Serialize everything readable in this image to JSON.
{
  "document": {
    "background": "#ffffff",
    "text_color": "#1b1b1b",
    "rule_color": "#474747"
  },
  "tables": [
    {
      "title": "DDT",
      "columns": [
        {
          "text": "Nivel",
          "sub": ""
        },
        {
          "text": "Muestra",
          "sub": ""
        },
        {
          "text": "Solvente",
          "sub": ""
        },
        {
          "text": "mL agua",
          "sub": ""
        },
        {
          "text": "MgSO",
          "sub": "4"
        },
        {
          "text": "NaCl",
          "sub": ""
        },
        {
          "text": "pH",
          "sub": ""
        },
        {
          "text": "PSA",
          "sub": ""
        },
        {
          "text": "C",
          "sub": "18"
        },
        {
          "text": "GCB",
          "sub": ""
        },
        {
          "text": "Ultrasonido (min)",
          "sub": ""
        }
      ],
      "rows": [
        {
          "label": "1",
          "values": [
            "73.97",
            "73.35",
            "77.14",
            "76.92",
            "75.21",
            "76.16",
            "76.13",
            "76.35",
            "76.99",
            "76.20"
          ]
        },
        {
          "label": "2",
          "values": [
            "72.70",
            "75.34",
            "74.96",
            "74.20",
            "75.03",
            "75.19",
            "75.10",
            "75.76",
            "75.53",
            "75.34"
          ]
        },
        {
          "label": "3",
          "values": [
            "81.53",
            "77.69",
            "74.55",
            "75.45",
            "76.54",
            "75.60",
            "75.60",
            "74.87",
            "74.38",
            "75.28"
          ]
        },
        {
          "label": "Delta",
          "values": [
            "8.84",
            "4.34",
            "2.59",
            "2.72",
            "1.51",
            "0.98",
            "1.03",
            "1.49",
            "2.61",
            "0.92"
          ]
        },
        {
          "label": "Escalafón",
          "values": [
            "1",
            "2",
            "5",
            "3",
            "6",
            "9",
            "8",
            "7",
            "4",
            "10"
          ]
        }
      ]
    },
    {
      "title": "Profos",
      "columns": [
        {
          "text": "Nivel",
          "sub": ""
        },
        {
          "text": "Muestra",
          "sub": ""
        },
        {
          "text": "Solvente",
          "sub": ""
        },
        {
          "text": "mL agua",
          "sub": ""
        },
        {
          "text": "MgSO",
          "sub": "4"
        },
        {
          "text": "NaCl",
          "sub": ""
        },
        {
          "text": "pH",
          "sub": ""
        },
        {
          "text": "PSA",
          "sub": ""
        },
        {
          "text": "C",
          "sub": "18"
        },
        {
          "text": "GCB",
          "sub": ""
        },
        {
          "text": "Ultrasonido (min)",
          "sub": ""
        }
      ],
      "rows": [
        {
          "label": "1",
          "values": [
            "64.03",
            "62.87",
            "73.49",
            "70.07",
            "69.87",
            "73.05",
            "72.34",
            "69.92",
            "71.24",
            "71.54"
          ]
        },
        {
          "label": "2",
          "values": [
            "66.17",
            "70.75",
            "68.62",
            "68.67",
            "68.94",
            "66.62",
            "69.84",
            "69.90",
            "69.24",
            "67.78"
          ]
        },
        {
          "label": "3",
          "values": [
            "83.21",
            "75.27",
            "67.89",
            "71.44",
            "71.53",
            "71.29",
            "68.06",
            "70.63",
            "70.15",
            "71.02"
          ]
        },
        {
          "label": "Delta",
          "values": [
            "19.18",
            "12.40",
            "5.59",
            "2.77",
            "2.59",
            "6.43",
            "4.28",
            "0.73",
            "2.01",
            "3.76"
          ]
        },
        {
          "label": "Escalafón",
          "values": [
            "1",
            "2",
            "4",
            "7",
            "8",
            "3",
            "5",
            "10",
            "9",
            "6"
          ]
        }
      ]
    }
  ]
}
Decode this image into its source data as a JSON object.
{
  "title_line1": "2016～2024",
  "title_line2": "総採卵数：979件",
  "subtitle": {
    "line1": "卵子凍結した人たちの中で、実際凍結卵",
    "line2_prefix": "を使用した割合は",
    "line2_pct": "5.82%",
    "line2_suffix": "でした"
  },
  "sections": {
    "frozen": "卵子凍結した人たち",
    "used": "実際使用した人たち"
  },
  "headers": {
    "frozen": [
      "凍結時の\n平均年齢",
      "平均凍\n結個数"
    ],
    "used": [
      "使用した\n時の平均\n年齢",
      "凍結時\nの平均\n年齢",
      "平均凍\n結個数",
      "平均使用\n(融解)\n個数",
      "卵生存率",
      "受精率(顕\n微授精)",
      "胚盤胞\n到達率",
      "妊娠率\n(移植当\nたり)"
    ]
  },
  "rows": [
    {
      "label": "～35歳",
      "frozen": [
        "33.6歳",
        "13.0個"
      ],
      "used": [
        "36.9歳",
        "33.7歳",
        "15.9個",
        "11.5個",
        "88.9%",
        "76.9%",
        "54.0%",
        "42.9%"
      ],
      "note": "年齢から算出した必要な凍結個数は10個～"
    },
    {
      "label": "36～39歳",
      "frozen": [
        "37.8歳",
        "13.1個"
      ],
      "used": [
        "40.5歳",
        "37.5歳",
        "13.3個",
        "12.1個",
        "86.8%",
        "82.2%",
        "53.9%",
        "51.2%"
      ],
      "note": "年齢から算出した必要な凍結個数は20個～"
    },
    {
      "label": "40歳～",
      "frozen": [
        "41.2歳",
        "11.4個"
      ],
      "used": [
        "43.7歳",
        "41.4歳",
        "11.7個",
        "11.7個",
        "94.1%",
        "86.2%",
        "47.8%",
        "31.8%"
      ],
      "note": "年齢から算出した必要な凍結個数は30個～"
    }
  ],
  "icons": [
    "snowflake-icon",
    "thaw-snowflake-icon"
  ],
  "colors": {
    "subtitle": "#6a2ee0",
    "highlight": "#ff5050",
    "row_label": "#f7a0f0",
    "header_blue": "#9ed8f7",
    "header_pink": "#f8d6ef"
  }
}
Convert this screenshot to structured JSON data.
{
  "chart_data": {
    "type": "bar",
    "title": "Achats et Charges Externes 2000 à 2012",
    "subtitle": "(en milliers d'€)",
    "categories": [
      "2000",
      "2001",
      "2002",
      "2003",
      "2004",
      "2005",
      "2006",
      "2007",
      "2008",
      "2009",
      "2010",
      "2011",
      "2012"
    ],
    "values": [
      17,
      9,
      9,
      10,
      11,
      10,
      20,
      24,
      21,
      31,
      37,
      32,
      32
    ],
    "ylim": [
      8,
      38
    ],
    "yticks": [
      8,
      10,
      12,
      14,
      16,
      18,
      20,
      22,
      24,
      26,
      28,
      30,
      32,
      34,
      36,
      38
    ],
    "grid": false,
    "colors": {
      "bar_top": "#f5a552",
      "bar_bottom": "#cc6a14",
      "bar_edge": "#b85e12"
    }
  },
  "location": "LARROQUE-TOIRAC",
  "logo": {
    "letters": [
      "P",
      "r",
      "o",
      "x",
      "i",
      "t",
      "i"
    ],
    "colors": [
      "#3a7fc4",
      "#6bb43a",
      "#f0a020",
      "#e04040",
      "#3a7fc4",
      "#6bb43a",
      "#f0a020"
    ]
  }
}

DESCRIPTION OF THE TASK: Send back each record exactly as it stands.

RESPONSE TO THIS EXERCISE:
Serialize everything readable in this image to JSON.
{
  "document": {
    "background": "#ffffff",
    "text_color": "#1b1b1b",
    "rule_color": "#474747"
  },
  "tables": [
    {
      "title": "DDT",
      "columns": [
        {
          "text": "Nivel",
          "sub": ""
        },
        {
          "text": "Muestra",
          "sub": ""
        },
        {
          "text": "Solvente",
          "sub": ""
        },
        {
          "text": "mL agua",
          "sub": ""
        },
        {
          "text": "MgSO",
          "sub": "4"
        },
        {
          "text": "NaCl",
          "sub": ""
        },
        {
          "text": "pH",
          "sub": ""
        },
        {
          "text": "PSA",
          "sub": ""
        },
        {
          "text": "C",
          "sub": "18"
        },
        {
          "text": "GCB",
          "sub": ""
        },
        {
          "text": "Ultrasonido (min)",
          "sub": ""
        }
      ],
      "rows": [
        {
          "label": "1",
          "values": [
            "73.97",
            "73.35",
            "77.14",
            "76.92",
            "75.21",
            "76.16",
            "76.13",
            "76.35",
            "76.99",
            "76.20"
          ]
        },
        {
          "label": "2",
          "values": [
            "72.70",
            "75.34",
            "74.96",
            "74.20",
            "75.03",
            "75.19",
            "75.10",
            "75.76",
            "75.53",
            "75.34"
          ]
        },
        {
          "label": "3",
          "values": [
            "81.53",
            "77.69",
            "74.55",
            "75.45",
            "76.54",
            "75.60",
            "75.60",
            "74.87",
            "74.38",
            "75.28"
          ]
        },
        {
          "label": "Delta",
          "values": [
            "8.84",
            "4.34",
            "2.59",
            "2.72",
            "1.51",
            "0.98",
            "1.03",
            "1.49",
            "2.61",
            "0.92"
          ]
        },
        {
          "label": "Escalafón",
          "values": [
            "1",
            "2",
            "5",
            "3",
            "6",
            "9",
            "8",
            "7",
            "4",
            "10"
          ]
        }
      ]
    },
    {
      "title": "Profos",
      "columns": [
        {
          "text": "Nivel",
          "sub": ""
        },
        {
          "text": "Muestra",
          "sub": ""
        },
        {
          "text": "Solvente",
          "sub": ""
        },
        {
          "text": "mL agua",
          "sub": ""
        },
        {
          "text": "MgSO",
          "sub": "4"
        },
        {
          "text": "NaCl",
          "sub": ""
        },
        {
          "text": "pH",
          "sub": ""
        },
        {
          "text": "PSA",
          "sub": ""
        },
        {
          "text": "C",
          "sub": "18"
        },
        {
          "text": "GCB",
          "sub": ""
        },
        {
          "text": "Ultrasonido (min)",
          "sub": ""
        }
      ],
      "rows": [
        {
          "label": "1",
          "values": [
            "64.03",
            "62.87",
            "73.49",
            "70.07",
            "69.87",
            "73.05",
            "72.34",
            "69.92",
            "71.24",
            "71.54"
          ]
        },
        {
          "label": "2",
          "values": [
            "66.17",
            "70.75",
            "68.62",
            "68.67",
            "68.94",
            "66.62",
            "69.84",
            "69.90",
            "69.24",
            "67.78"
          ]
        },
        {
          "label": "3",
          "values": [
            "83.21",
            "75.27",
            "67.89",
            "71.44",
            "71.53",
            "71.29",
            "68.06",
            "70.63",
            "70.15",
            "71.02"
          ]
        },
        {
          "label": "Delta",
          "values": [
            "19.18",
            "12.40",
            "5.59",
            "2.77",
            "2.59",
            "6.43",
            "4.28",
            "0.73",
            "2.01",
            "3.76"
          ]
        },
        {
          "label": "Escalafón",
          "values": [
            "1",
            "2",
            "4",
            "7",
            "8",
            "3",
            "5",
            "10",
            "9",
            "6"
          ]
        }
      ]
    }
  ]
}
Decode this image into its source data as a JSON object.
{
  "title_line1": "2016～2024",
  "title_line2": "総採卵数：979件",
  "subtitle": {
    "line1": "卵子凍結した人たちの中で、実際凍結卵",
    "line2_prefix": "を使用した割合は",
    "line2_pct": "5.82%",
    "line2_suffix": "でした"
  },
  "sections": {
    "frozen": "卵子凍結した人たち",
    "used": "実際使用した人たち"
  },
  "headers": {
    "frozen": [
      "凍結時の\n平均年齢",
      "平均凍\n結個数"
    ],
    "used": [
      "使用した\n時の平均\n年齢",
      "凍結時\nの平均\n年齢",
      "平均凍\n結個数",
      "平均使用\n(融解)\n個数",
      "卵生存率",
      "受精率(顕\n微授精)",
      "胚盤胞\n到達率",
      "妊娠率\n(移植当\nたり)"
    ]
  },
  "rows": [
    {
      "label": "～35歳",
      "frozen": [
        "33.6歳",
        "13.0個"
      ],
      "used": [
        "36.9歳",
        "33.7歳",
        "15.9個",
        "11.5個",
        "88.9%",
        "76.9%",
        "54.0%",
        "42.9%"
      ],
      "note": "年齢から算出した必要な凍結個数は10個～"
    },
    {
      "label": "36～39歳",
      "frozen": [
        "37.8歳",
        "13.1個"
      ],
      "used": [
        "40.5歳",
        "37.5歳",
        "13.3個",
        "12.1個",
        "86.8%",
        "82.2%",
        "53.9%",
        "51.2%"
      ],
      "note": "年齢から算出した必要な凍結個数は20個～"
    },
    {
      "label": "40歳～",
      "frozen": [
        "41.2歳",
        "11.4個"
      ],
      "used": [
        "43.7歳",
        "41.4歳",
        "11.7個",
        "11.7個",
        "94.1%",
        "86.2%",
        "47.8%",
        "31.8%"
      ],
      "note": "年齢から算出した必要な凍結個数は30個～"
    }
  ],
  "icons": [
    "snowflake-icon",
    "thaw-snowflake-icon"
  ],
  "colors": {
    "subtitle": "#6a2ee0",
    "highlight": "#ff5050",
    "row_label": "#f7a0f0",
    "header_blue": "#9ed8f7",
    "header_pink": "#f8d6ef"
  }
}
Convert this screenshot to structured JSON data.
{
  "chart_data": {
    "type": "bar",
    "title": "Achats et Charges Externes 2000 à 2012",
    "subtitle": "(en milliers d'€)",
    "categories": [
      "2000",
      "2001",
      "2002",
      "2003",
      "2004",
      "2005",
      "2006",
      "2007",
      "2008",
      "2009",
      "2010",
      "2011",
      "2012"
    ],
    "values": [
      17,
      9,
      9,
      10,
      11,
      10,
      20,
      24,
      21,
      31,
      37,
      32,
      32
    ],
    "ylim": [
      8,
      38
    ],
    "yticks": [
      8,
      10,
      12,
      14,
      16,
      18,
      20,
      22,
      24,
      26,
      28,
      30,
      32,
      34,
      36,
      38
    ],
    "grid": false,
    "colors": {
      "bar_top": "#f5a552",
      "bar_bottom": "#cc6a14",
      "bar_edge": "#b85e12"
    }
  },
  "location": "LARROQUE-TOIRAC",
  "logo": {
    "letters": [
      "P",
      "r",
      "o",
      "x",
      "i",
      "t",
      "i"
    ],
    "colors": [
      "#3a7fc4",
      "#6bb43a",
      "#f0a020",
      "#e04040",
      "#3a7fc4",
      "#6bb43a",
      "#f0a020"
    ]
  }
}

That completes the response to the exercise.